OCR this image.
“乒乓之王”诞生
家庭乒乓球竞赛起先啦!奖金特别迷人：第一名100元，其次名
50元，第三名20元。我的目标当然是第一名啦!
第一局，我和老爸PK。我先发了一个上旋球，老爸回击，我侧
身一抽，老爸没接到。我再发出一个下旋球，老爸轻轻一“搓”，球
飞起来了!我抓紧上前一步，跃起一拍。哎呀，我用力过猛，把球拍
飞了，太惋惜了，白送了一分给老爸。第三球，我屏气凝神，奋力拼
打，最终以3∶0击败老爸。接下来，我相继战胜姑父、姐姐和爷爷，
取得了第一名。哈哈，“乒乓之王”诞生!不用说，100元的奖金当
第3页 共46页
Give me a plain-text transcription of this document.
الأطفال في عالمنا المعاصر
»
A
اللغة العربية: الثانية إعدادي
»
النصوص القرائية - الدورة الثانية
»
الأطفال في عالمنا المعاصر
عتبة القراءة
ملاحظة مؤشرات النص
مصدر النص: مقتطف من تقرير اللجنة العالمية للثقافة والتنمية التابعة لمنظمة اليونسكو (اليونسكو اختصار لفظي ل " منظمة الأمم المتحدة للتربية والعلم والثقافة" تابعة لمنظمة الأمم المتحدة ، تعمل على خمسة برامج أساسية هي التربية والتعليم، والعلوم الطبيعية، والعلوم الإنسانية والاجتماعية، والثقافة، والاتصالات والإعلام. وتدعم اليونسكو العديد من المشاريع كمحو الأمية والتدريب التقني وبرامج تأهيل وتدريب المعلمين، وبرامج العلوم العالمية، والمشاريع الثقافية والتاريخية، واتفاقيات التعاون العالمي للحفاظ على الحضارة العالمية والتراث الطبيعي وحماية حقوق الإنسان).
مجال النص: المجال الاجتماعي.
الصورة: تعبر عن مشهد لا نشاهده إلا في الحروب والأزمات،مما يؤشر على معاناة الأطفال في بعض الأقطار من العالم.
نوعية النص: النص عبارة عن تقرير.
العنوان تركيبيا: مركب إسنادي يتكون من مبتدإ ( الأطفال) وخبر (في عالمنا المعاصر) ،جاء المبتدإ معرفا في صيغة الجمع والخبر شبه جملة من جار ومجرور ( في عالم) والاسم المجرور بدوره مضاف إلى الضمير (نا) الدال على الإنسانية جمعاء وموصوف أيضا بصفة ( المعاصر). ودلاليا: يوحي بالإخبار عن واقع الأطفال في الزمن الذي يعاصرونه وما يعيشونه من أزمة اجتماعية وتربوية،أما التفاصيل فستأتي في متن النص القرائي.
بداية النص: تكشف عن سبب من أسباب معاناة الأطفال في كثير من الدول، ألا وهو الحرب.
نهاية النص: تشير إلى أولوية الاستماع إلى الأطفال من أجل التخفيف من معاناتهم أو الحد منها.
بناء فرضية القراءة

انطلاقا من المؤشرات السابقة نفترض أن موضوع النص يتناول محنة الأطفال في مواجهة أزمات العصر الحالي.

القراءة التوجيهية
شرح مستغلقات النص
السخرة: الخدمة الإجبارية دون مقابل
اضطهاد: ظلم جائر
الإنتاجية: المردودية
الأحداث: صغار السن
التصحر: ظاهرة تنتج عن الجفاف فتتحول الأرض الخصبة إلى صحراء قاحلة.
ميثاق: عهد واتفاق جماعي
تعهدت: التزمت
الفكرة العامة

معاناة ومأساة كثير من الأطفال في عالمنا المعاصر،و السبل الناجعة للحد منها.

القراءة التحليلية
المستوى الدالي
+---+
§ Work required
Make an exact copy of all the data.

§ Solved exercise
OCR this image.
“乒乓之王”诞生
家庭乒乓球竞赛起先啦!奖金特别迷人：第一名100元，其次名
50元，第三名20元。我的目标当然是第一名啦!
第一局，我和老爸PK。我先发了一个上旋球，老爸回击，我侧
身一抽，老爸没接到。我再发出一个下旋球，老爸轻轻一“搓”，球
飞起来了!我抓紧上前一步，跃起一拍。哎呀，我用力过猛，把球拍
飞了，太惋惜了，白送了一分给老爸。第三球，我屏气凝神，奋力拼
打，最终以3∶0击败老爸。接下来，我相继战胜姑父、姐姐和爷爷，
取得了第一名。哈哈，“乒乓之王”诞生!不用说，100元的奖金当
第3页 共46页
Give me a plain-text transcription of this document.
الأطفال في عالمنا المعاصر
»
A
اللغة العربية: الثانية إعدادي
»
النصوص القرائية - الدورة الثانية
»
الأطفال في عالمنا المعاصر
عتبة القراءة
ملاحظة مؤشرات النص
مصدر النص: مقتطف من تقرير اللجنة العالمية للثقافة والتنمية التابعة لمنظمة اليونسكو (اليونسكو اختصار لفظي ل " منظمة الأمم المتحدة للتربية والعلم والثقافة" تابعة لمنظمة الأمم المتحدة ، تعمل على خمسة برامج أساسية هي التربية والتعليم، والعلوم الطبيعية، والعلوم الإنسانية والاجتماعية، والثقافة، والاتصالات والإعلام. وتدعم اليونسكو العديد من المشاريع كمحو الأمية والتدريب التقني وبرامج تأهيل وتدريب المعلمين، وبرامج العلوم العالمية، والمشاريع الثقافية والتاريخية، واتفاقيات التعاون العالمي للحفاظ على الحضارة العالمية والتراث الطبيعي وحماية حقوق الإنسان).
مجال النص: المجال الاجتماعي.
الصورة: تعبر عن مشهد لا نشاهده إلا في الحروب والأزمات،مما يؤشر على معاناة الأطفال في بعض الأقطار من العالم.
نوعية النص: النص عبارة عن تقرير.
العنوان تركيبيا: مركب إسنادي يتكون من مبتدإ ( الأطفال) وخبر (في عالمنا المعاصر) ،جاء المبتدإ معرفا في صيغة الجمع والخبر شبه جملة من جار ومجرور ( في عالم) والاسم المجرور بدوره مضاف إلى الضمير (نا) الدال على الإنسانية جمعاء وموصوف أيضا بصفة ( المعاصر). ودلاليا: يوحي بالإخبار عن واقع الأطفال في الزمن الذي يعاصرونه وما يعيشونه من أزمة اجتماعية وتربوية،أما التفاصيل فستأتي في متن النص القرائي.
بداية النص: تكشف عن سبب من أسباب معاناة الأطفال في كثير من الدول، ألا وهو الحرب.
نهاية النص: تشير إلى أولوية الاستماع إلى الأطفال من أجل التخفيف من معاناتهم أو الحد منها.
بناء فرضية القراءة

انطلاقا من المؤشرات السابقة نفترض أن موضوع النص يتناول محنة الأطفال في مواجهة أزمات العصر الحالي.

القراءة التوجيهية
شرح مستغلقات النص
السخرة: الخدمة الإجبارية دون مقابل
اضطهاد: ظلم جائر
الإنتاجية: المردودية
الأحداث: صغار السن
التصحر: ظاهرة تنتج عن الجفاف فتتحول الأرض الخصبة إلى صحراء قاحلة.
ميثاق: عهد واتفاق جماعي
تعهدت: التزمت
الفكرة العامة

معاناة ومأساة كثير من الأطفال في عالمنا المعاصر،و السبل الناجعة للحد منها.

القراءة التحليلية
المستوى الدالي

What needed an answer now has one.